- _Extracted records_
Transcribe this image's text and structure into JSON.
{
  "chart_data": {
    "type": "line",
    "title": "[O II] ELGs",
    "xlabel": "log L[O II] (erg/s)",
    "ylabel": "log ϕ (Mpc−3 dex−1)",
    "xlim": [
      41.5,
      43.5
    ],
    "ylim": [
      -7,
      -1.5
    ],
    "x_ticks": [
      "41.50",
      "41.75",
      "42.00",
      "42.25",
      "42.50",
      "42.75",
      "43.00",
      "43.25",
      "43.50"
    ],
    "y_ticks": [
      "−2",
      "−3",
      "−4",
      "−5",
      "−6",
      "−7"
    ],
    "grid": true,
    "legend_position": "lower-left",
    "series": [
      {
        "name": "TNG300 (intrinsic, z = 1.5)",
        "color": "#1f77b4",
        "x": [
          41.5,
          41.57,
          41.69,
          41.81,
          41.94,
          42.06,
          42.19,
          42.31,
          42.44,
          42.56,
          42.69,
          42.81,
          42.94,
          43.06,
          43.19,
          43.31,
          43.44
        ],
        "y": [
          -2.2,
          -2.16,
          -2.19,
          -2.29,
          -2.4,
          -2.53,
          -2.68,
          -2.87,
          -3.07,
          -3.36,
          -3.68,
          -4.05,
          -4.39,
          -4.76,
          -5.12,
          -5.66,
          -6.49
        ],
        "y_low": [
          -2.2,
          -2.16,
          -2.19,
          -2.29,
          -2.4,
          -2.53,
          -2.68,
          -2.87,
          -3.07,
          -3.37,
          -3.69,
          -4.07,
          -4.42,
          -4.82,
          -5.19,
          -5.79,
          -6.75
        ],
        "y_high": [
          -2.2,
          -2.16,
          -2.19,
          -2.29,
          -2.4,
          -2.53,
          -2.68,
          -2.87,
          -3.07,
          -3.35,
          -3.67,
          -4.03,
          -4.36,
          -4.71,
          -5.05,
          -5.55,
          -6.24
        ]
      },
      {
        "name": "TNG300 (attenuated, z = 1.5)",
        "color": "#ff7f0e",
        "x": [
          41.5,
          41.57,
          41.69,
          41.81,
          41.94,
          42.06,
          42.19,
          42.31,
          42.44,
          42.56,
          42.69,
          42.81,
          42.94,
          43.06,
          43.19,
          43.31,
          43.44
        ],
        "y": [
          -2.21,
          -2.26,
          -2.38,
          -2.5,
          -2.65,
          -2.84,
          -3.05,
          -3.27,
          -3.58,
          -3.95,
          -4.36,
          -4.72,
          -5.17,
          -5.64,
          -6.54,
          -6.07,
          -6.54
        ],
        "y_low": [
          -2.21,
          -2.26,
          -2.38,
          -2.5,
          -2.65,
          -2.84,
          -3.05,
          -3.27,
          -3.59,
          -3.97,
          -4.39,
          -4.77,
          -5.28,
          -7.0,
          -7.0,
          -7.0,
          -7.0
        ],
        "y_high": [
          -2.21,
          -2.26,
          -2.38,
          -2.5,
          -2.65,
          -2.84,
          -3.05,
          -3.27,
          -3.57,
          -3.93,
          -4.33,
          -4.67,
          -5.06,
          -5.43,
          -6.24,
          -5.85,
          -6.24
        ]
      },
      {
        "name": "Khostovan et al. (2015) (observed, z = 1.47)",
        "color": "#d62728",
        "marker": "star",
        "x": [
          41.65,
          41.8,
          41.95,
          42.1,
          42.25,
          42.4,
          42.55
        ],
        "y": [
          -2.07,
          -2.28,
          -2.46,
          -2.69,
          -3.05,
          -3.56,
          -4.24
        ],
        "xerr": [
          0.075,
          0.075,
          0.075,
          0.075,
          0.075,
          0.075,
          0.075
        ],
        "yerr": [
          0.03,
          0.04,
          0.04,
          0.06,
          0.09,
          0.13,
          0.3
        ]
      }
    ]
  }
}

...

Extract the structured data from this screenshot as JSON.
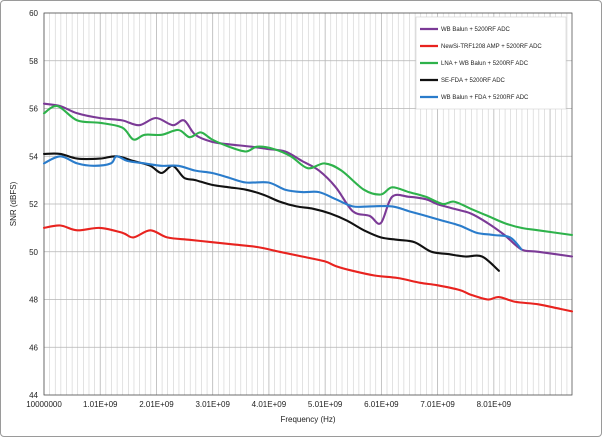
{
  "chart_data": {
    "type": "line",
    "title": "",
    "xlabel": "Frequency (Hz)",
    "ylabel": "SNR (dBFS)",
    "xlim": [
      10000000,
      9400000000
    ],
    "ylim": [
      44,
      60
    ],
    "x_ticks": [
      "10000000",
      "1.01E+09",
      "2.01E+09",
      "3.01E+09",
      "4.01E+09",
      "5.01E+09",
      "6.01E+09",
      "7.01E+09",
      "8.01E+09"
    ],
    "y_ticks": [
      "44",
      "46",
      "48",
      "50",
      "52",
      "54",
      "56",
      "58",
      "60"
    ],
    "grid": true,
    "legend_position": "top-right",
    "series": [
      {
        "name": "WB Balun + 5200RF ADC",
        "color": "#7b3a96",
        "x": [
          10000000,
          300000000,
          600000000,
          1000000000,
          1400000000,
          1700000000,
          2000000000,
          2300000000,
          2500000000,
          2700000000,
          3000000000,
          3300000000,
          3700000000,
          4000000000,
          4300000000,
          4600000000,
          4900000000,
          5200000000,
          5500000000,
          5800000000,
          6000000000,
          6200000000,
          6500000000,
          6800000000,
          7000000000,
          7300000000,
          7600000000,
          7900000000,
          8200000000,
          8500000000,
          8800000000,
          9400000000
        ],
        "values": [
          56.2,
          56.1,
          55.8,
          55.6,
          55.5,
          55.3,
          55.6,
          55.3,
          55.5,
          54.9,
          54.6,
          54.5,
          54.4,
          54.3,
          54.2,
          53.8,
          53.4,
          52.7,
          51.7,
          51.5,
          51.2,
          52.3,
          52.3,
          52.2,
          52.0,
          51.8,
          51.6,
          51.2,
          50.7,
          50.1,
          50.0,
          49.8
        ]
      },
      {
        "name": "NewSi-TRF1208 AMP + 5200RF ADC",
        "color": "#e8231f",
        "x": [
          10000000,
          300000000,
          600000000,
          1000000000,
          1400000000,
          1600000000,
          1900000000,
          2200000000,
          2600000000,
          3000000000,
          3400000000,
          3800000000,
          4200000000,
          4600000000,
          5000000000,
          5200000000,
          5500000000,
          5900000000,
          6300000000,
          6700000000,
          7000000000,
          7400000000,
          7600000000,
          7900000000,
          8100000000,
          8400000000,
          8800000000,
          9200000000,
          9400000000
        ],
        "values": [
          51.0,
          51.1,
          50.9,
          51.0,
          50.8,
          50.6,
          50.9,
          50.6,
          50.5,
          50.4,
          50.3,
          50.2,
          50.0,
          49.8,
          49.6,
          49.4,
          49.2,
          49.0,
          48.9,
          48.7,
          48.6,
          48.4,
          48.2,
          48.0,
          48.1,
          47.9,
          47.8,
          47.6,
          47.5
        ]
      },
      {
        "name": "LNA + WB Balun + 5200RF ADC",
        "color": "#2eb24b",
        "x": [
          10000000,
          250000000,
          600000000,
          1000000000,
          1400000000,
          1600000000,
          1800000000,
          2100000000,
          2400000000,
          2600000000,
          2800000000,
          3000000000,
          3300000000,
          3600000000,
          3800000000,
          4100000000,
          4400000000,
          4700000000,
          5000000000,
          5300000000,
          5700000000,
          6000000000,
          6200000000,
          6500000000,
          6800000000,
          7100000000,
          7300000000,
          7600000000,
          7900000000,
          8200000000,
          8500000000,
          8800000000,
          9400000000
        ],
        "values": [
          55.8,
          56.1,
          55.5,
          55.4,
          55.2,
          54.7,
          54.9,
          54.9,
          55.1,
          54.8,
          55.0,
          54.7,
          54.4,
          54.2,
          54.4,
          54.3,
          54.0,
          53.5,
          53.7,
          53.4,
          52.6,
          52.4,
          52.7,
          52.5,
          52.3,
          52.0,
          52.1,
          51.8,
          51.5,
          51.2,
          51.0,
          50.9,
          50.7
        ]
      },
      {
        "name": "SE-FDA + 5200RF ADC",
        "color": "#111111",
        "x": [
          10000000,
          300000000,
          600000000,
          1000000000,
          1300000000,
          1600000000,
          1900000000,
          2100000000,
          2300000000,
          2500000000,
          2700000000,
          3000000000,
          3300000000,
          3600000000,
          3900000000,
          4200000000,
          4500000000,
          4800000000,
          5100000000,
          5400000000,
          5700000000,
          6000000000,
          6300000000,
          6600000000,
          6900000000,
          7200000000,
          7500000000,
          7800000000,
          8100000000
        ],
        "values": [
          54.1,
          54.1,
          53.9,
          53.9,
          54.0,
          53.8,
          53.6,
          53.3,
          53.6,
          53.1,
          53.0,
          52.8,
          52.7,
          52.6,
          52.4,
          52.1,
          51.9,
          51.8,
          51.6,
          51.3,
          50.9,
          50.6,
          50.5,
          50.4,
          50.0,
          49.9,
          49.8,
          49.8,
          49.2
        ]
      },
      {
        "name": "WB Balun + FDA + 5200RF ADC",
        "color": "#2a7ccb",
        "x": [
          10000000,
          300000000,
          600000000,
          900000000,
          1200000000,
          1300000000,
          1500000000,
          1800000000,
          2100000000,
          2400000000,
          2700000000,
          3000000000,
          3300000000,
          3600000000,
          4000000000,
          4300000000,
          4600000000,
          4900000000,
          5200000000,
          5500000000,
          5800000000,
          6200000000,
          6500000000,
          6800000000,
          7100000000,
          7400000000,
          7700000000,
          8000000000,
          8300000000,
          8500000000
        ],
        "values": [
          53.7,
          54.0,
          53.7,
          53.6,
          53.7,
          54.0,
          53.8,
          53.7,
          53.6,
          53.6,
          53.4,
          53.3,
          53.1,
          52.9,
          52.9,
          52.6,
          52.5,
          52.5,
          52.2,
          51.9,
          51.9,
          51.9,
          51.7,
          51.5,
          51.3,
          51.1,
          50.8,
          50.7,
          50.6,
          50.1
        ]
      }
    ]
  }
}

- _Exercise brief_
Determine how many lines of the data contain the word "name", and reply with that number only.

- _Solution for this exercise_
8